_AIM_. Across the entries below, count the lines in which the word "title" occurs. Reply with the count alone.

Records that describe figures
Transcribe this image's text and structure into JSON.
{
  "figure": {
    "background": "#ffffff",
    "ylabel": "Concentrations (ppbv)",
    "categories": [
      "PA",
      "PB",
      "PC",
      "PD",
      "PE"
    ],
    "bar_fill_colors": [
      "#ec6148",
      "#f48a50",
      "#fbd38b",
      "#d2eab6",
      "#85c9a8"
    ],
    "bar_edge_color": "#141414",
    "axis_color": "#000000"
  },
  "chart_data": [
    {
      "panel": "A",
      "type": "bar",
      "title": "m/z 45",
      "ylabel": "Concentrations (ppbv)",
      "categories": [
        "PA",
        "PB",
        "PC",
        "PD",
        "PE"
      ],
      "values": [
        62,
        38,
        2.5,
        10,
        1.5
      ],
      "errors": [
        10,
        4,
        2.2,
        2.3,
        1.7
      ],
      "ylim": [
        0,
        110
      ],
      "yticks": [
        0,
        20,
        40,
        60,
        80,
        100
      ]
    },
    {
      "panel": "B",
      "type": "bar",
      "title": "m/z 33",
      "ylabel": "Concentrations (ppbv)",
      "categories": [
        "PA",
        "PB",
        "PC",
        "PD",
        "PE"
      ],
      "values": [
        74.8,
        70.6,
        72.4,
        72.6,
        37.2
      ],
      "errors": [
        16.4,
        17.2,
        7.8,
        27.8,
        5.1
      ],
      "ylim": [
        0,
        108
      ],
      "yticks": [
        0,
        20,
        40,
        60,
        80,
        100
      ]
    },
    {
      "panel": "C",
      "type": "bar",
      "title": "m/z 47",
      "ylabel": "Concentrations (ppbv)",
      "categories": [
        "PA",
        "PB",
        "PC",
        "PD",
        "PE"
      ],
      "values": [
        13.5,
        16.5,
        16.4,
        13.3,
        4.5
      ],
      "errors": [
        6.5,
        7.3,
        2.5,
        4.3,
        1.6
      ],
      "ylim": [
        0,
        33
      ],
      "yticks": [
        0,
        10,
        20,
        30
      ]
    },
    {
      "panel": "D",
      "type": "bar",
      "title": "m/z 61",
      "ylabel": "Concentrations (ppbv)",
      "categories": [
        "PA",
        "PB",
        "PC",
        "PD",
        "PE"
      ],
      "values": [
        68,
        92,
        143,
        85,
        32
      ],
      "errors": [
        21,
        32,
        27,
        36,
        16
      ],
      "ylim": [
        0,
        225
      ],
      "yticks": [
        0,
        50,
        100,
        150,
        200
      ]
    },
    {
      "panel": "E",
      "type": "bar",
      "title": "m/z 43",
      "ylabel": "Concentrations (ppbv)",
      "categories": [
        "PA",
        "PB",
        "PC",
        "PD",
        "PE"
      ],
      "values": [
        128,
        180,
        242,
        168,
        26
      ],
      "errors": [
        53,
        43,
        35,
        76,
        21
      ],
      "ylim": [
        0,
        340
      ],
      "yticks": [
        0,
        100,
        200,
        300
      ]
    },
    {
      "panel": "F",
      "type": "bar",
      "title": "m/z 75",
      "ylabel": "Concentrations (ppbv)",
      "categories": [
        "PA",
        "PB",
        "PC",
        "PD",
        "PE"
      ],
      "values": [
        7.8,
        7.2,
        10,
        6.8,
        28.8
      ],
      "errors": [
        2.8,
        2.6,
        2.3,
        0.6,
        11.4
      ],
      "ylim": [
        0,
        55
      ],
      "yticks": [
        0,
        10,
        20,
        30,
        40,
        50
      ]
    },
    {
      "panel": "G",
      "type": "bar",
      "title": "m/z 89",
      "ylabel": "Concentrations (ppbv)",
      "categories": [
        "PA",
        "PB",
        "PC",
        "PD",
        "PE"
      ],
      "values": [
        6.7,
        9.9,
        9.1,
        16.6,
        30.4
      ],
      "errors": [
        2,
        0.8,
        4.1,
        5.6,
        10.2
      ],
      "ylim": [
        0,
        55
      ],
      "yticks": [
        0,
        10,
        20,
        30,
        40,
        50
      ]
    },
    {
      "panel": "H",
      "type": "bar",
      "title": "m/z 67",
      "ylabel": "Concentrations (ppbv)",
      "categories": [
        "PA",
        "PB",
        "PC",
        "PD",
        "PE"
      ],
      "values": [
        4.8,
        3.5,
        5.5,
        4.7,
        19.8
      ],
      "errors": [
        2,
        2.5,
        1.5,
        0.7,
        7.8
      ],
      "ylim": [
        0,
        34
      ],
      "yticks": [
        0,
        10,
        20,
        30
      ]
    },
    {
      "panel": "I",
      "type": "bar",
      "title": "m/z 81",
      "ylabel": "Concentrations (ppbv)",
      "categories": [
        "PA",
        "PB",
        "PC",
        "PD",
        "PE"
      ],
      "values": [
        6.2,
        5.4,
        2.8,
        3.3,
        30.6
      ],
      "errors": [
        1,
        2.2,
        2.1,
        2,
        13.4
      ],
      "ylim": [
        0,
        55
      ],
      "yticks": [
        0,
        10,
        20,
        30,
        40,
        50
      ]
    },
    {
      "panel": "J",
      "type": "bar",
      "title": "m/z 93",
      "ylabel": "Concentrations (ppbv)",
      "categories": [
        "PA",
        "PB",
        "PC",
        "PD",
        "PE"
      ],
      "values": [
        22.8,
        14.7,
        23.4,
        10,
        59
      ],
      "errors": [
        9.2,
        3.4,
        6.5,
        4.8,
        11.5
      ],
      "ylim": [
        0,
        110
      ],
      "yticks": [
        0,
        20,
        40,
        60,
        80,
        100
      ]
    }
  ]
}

_ANSWER TO THIS PROBLEM_. 10